### [Data supplied]

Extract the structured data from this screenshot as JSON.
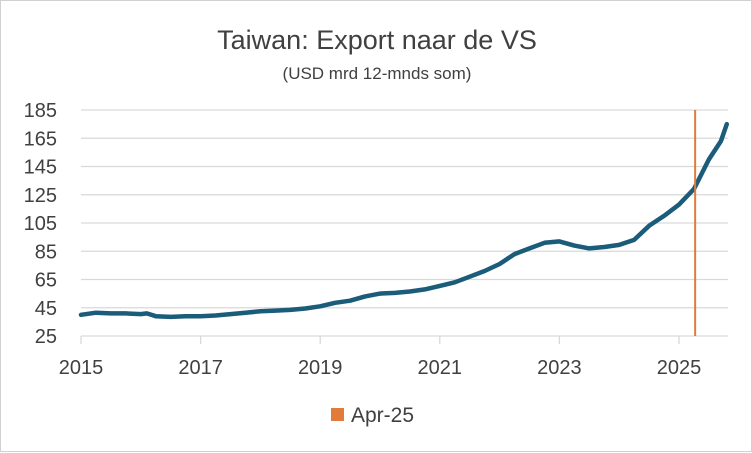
{
  "chart_data": {
    "type": "line",
    "title": "Taiwan: Export naar de VS",
    "subtitle": "(USD mrd 12-mnds som)",
    "xlabel": "",
    "ylabel": "",
    "ylim": [
      25,
      185
    ],
    "xlim": [
      2015,
      2025.85
    ],
    "yticks": [
      25,
      45,
      65,
      85,
      105,
      125,
      145,
      165,
      185
    ],
    "xticks": [
      2015,
      2017,
      2019,
      2021,
      2023,
      2025
    ],
    "grid": "horizontal",
    "series": [
      {
        "name": "Export naar de VS",
        "color": "#1b5c7a",
        "x": [
          2015.0,
          2015.25,
          2015.5,
          2015.75,
          2016.0,
          2016.1,
          2016.25,
          2016.5,
          2016.75,
          2017.0,
          2017.25,
          2017.5,
          2017.75,
          2018.0,
          2018.25,
          2018.5,
          2018.75,
          2019.0,
          2019.25,
          2019.5,
          2019.75,
          2020.0,
          2020.25,
          2020.5,
          2020.75,
          2021.0,
          2021.25,
          2021.5,
          2021.75,
          2022.0,
          2022.25,
          2022.5,
          2022.75,
          2023.0,
          2023.25,
          2023.5,
          2023.75,
          2024.0,
          2024.25,
          2024.5,
          2024.75,
          2025.0,
          2025.25,
          2025.5,
          2025.7,
          2025.8
        ],
        "values": [
          40,
          41.5,
          41,
          41,
          40.5,
          41,
          39,
          38.5,
          39,
          39,
          39.5,
          40.5,
          41.5,
          42.5,
          43,
          43.5,
          44.5,
          46,
          48.5,
          50,
          53,
          55,
          55.5,
          56.5,
          58,
          60.5,
          63,
          67,
          71,
          76,
          83,
          87,
          91,
          92,
          89,
          87,
          88,
          89.5,
          93,
          103,
          110,
          118,
          129,
          150,
          163,
          175
        ]
      }
    ],
    "annotations": [
      {
        "type": "vertical-line",
        "x": 2025.27,
        "label": "Apr-25",
        "color": "#e07b39"
      }
    ],
    "legend": {
      "position": "bottom",
      "entries": [
        "Apr-25"
      ]
    }
  }
}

### [Written request]
Take the entries shown above and quote them verbatim, passing over the pictures.

### [Finished task]
Extract the structured data from this screenshot as JSON.
{
  "chart_data": {
    "type": "line",
    "title": "Taiwan: Export naar de VS",
    "subtitle": "(USD mrd 12-mnds som)",
    "xlabel": "",
    "ylabel": "",
    "ylim": [
      25,
      185
    ],
    "xlim": [
      2015,
      2025.85
    ],
    "yticks": [
      25,
      45,
      65,
      85,
      105,
      125,
      145,
      165,
      185
    ],
    "xticks": [
      2015,
      2017,
      2019,
      2021,
      2023,
      2025
    ],
    "grid": "horizontal",
    "series": [
      {
        "name": "Export naar de VS",
        "color": "#1b5c7a",
        "x": [
          2015.0,
          2015.25,
          2015.5,
          2015.75,
          2016.0,
          2016.1,
          2016.25,
          2016.5,
          2016.75,
          2017.0,
          2017.25,
          2017.5,
          2017.75,
          2018.0,
          2018.25,
          2018.5,
          2018.75,
          2019.0,
          2019.25,
          2019.5,
          2019.75,
          2020.0,
          2020.25,
          2020.5,
          2020.75,
          2021.0,
          2021.25,
          2021.5,
          2021.75,
          2022.0,
          2022.25,
          2022.5,
          2022.75,
          2023.0,
          2023.25,
          2023.5,
          2023.75,
          2024.0,
          2024.25,
          2024.5,
          2024.75,
          2025.0,
          2025.25,
          2025.5,
          2025.7,
          2025.8
        ],
        "values": [
          40,
          41.5,
          41,
          41,
          40.5,
          41,
          39,
          38.5,
          39,
          39,
          39.5,
          40.5,
          41.5,
          42.5,
          43,
          43.5,
          44.5,
          46,
          48.5,
          50,
          53,
          55,
          55.5,
          56.5,
          58,
          60.5,
          63,
          67,
          71,
          76,
          83,
          87,
          91,
          92,
          89,
          87,
          88,
          89.5,
          93,
          103,
          110,
          118,
          129,
          150,
          163,
          175
        ]
      }
    ],
    "annotations": [
      {
        "type": "vertical-line",
        "x": 2025.27,
        "label": "Apr-25",
        "color": "#e07b39"
      }
    ],
    "legend": {
      "position": "bottom",
      "entries": [
        "Apr-25"
      ]
    }
  }
}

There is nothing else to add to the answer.